▸ **WHAT IS NEEDED**: Can the data below be echoed back word for word?

▸ **Dataset listings of figures**:
[Begin]

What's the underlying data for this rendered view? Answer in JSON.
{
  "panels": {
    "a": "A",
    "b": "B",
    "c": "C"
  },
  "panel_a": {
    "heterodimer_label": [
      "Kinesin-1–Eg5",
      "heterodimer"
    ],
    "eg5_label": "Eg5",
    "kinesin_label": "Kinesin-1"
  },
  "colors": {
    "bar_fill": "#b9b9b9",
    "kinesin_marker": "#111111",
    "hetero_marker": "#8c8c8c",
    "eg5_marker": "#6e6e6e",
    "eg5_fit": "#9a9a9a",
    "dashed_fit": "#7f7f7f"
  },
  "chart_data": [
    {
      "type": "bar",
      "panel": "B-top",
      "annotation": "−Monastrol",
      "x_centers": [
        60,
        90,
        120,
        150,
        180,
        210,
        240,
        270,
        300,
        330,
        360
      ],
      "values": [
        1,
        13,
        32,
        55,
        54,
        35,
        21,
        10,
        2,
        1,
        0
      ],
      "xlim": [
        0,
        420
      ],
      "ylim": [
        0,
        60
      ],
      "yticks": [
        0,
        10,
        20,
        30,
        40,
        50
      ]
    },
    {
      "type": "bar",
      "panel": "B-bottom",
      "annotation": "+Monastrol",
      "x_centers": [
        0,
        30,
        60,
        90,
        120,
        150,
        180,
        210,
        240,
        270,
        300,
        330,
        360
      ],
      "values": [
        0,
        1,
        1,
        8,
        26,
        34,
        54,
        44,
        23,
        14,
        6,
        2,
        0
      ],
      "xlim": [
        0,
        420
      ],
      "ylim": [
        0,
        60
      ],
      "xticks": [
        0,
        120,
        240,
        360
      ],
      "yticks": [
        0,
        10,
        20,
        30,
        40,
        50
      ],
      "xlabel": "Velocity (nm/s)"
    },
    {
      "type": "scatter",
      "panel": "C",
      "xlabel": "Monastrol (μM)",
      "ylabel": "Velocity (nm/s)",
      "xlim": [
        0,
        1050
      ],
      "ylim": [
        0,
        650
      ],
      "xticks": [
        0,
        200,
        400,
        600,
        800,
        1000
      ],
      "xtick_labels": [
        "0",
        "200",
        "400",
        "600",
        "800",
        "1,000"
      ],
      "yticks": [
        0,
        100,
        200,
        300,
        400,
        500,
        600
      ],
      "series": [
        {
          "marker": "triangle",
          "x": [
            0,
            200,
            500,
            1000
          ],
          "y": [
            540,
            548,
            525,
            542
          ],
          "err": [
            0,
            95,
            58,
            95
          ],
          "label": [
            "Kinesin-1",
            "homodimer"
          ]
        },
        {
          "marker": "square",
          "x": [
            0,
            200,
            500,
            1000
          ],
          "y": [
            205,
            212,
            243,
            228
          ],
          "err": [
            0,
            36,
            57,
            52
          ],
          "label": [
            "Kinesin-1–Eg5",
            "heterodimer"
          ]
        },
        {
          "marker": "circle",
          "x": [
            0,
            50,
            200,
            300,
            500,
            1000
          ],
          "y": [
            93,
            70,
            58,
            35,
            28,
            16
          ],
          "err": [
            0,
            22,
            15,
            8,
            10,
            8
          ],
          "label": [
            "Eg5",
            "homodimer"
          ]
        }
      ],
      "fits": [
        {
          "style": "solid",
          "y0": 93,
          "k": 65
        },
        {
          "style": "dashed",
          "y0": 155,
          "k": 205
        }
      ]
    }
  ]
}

[End]

▸ **RESPONSE TO THIS TASK**:
What's the underlying data for this rendered view? Answer in JSON.
{
  "panels": {
    "a": "A",
    "b": "B",
    "c": "C"
  },
  "panel_a": {
    "heterodimer_label": [
      "Kinesin-1–Eg5",
      "heterodimer"
    ],
    "eg5_label": "Eg5",
    "kinesin_label": "Kinesin-1"
  },
  "colors": {
    "bar_fill": "#b9b9b9",
    "kinesin_marker": "#111111",
    "hetero_marker": "#8c8c8c",
    "eg5_marker": "#6e6e6e",
    "eg5_fit": "#9a9a9a",
    "dashed_fit": "#7f7f7f"
  },
  "chart_data": [
    {
      "type": "bar",
      "panel": "B-top",
      "annotation": "−Monastrol",
      "x_centers": [
        60,
        90,
        120,
        150,
        180,
        210,
        240,
        270,
        300,
        330,
        360
      ],
      "values": [
        1,
        13,
        32,
        55,
        54,
        35,
        21,
        10,
        2,
        1,
        0
      ],
      "xlim": [
        0,
        420
      ],
      "ylim": [
        0,
        60
      ],
      "yticks": [
        0,
        10,
        20,
        30,
        40,
        50
      ]
    },
    {
      "type": "bar",
      "panel": "B-bottom",
      "annotation": "+Monastrol",
      "x_centers": [
        0,
        30,
        60,
        90,
        120,
        150,
        180,
        210,
        240,
        270,
        300,
        330,
        360
      ],
      "values": [
        0,
        1,
        1,
        8,
        26,
        34,
        54,
        44,
        23,
        14,
        6,
        2,
        0
      ],
      "xlim": [
        0,
        420
      ],
      "ylim": [
        0,
        60
      ],
      "xticks": [
        0,
        120,
        240,
        360
      ],
      "yticks": [
        0,
        10,
        20,
        30,
        40,
        50
      ],
      "xlabel": "Velocity (nm/s)"
    },
    {
      "type": "scatter",
      "panel": "C",
      "xlabel": "Monastrol (μM)",
      "ylabel": "Velocity (nm/s)",
      "xlim": [
        0,
        1050
      ],
      "ylim": [
        0,
        650
      ],
      "xticks": [
        0,
        200,
        400,
        600,
        800,
        1000
      ],
      "xtick_labels": [
        "0",
        "200",
        "400",
        "600",
        "800",
        "1,000"
      ],
      "yticks": [
        0,
        100,
        200,
        300,
        400,
        500,
        600
      ],
      "series": [
        {
          "marker": "triangle",
          "x": [
            0,
            200,
            500,
            1000
          ],
          "y": [
            540,
            548,
            525,
            542
          ],
          "err": [
            0,
            95,
            58,
            95
          ],
          "label": [
            "Kinesin-1",
            "homodimer"
          ]
        },
        {
          "marker": "square",
          "x": [
            0,
            200,
            500,
            1000
          ],
          "y": [
            205,
            212,
            243,
            228
          ],
          "err": [
            0,
            36,
            57,
            52
          ],
          "label": [
            "Kinesin-1–Eg5",
            "heterodimer"
          ]
        },
        {
          "marker": "circle",
          "x": [
            0,
            50,
            200,
            300,
            500,
            1000
          ],
          "y": [
            93,
            70,
            58,
            35,
            28,
            16
          ],
          "err": [
            0,
            22,
            15,
            8,
            10,
            8
          ],
          "label": [
            "Eg5",
            "homodimer"
          ]
        }
      ],
      "fits": [
        {
          "style": "solid",
          "y0": 93,
          "k": 65
        },
        {
          "style": "dashed",
          "y0": 155,
          "k": 205
        }
      ]
    }
  ]
}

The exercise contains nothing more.